### GIVEN TEXT
________________________________________
Italy

Source of the series

Collective Labour Agreements (Contratti Collettivi di lavoro).

Title of the series

Numeri indici delle retribuzioni contrattuali (Indices of Contractual Earnings).

Organization responsible

Data collection, statistical processing and publication/dissemination of the statistics:

National Statistical Institute (Instituto Nazionale di Statistica - ISTAT).

Main topics covered

Contractual wages.

Periodicity or frequency of availability of the statistics

Monthly.

Reference period

The end of each month.

Coverage of the statistics

Geographical:

the whole country.

Industrial:

almost all branches of economic activity, including the Public Service, except fishing (Tabulation category B of ISIC, Rev.3), community, social and personal service activities, domestic services and extra-territorial organizations and bodies (Tabulation categories O-Q of ISIC, Rev.3).

Establishments:

all types and sizes of establishments taking part in, or covered by, collective agreements.

Persons:

full-time employees, excluding managerial staff in the private sector and apprentices.

Occupations:

all occupations represented in collective bargaining agreements are covered.
________________________________________
### STATED EXERCISE
According to the description of Italy's contractual earnings series, which staff are excluded from the persons covered? The data that follows comes from a different source than the text.

(A data block)
________________________________________
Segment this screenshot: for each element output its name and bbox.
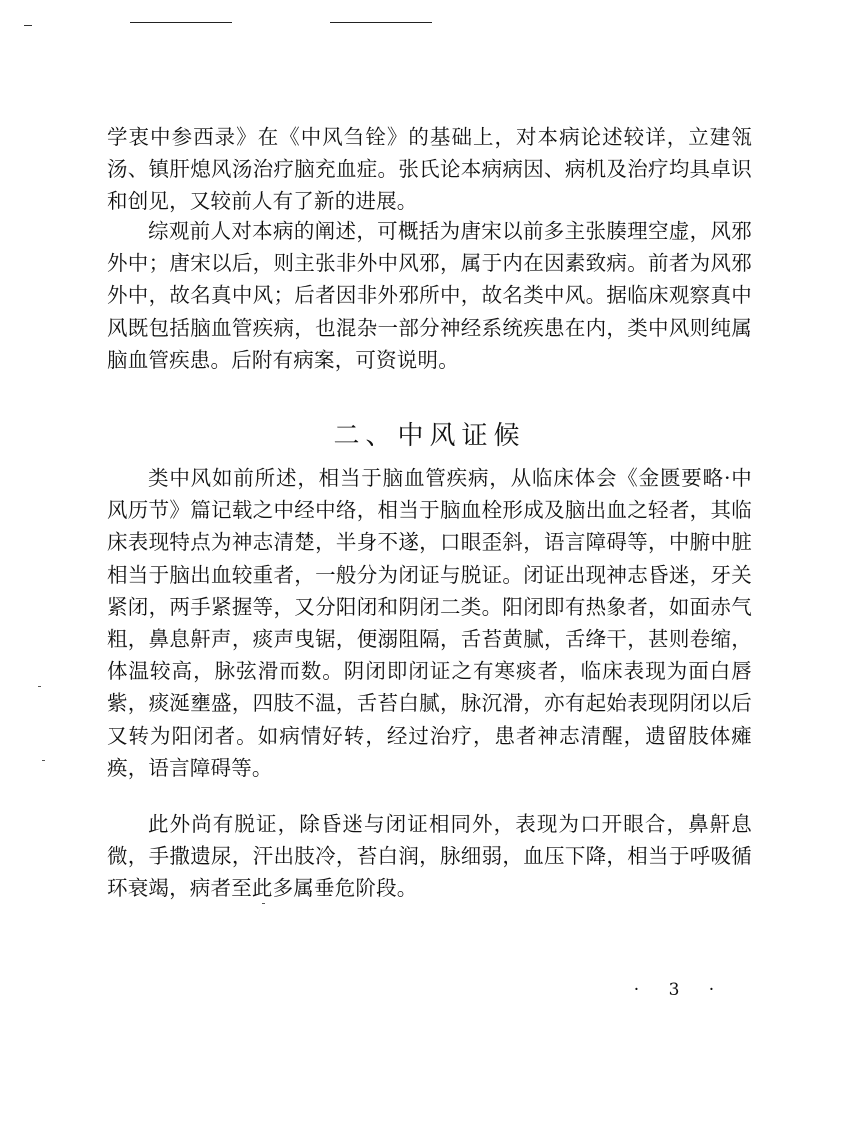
paragraph-text: 综观前人对本病的阐述，可概括为唐宋以前多主张腠理空虚，风邪外中；唐宋以后，则主张非外中风邪，属于内在因素致病。前者为风邪外中，故名真中风；后者因非外邪所中，故名类中风。据临床观察真中风既包括脑血管疾病，也混杂一部分神经系统疾患在内，类中风则纯属脑血管疾患。后附有病案，可资说明。 — [107, 219, 752, 372]
header-rule-right — [330, 22, 432, 23]
paragraph-text: 学衷中参西录》在《中风刍铨》的基础上，对本病论述较详，立建瓴汤、镇肝熄风汤治疗脑充血症。张氏论本病病因、病机及治疗均具卓识和创见，又较前人有了新的进展。 — [107, 125, 752, 214]
scan-speck — [42, 760, 45, 761]
paragraph-continued — [107, 121, 752, 218]
page-number: · 3 · — [633, 980, 727, 1000]
scan-mark — [24, 25, 32, 26]
paragraph-text: 此外尚有脱证，除昏迷与闭证相同外，表现为口开眼合，鼻鼾息微，手撒遗尿，汗出肢冷，苔白润，脉细弱，血压下降，相当于呼吸循环衰竭，病者至此多属垂危阶段。 — [107, 812, 752, 901]
scan-speck — [262, 903, 265, 904]
header-rule-left — [130, 22, 232, 23]
paragraph-collapse — [107, 808, 752, 905]
paragraph-syndromes — [107, 462, 752, 784]
paragraph-summary — [107, 215, 752, 376]
paragraph-text: 类中风如前所述，相当于脑血管疾病，从临床体会《金匮要略·中风历节》篇记载之中经中络，相当于脑血栓形成及脑出血之轻者，其临床表现特点为神志清楚，半身不遂，口眼歪斜，语言障碍等，中腑中脏相当于脑出血较重者，一般分为闭证与脱证。闭证出现神志昏迷，牙关紧闭，两手紧握等，又分阳闭和阴闭二类。阳闭即有热象者，如面赤气粗，鼻息鼾声，痰声曳锯，便溺阻隔，舌苔黄腻，舌绛干，甚则卷缩，体温较高，脉弦滑而数。阴闭即闭证之有寒痰者，临床表现为面白唇紫，痰涎壅盛，四肢不温，舌苔白腻，脉沉滑，亦有起始表现阴闭以后又转为阳闭者。如病情好转，经过治疗，患者神志清醒，遗留肢体瘫痪，语言障碍等。 — [107, 466, 752, 780]
section-heading: 二、中风证候 — [333, 421, 526, 451]
scan-speck — [38, 686, 41, 687]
________________________________________
### SOLUTION FOR THIS PROBLEM
Managerial staff in the private sector and apprentices are excluded.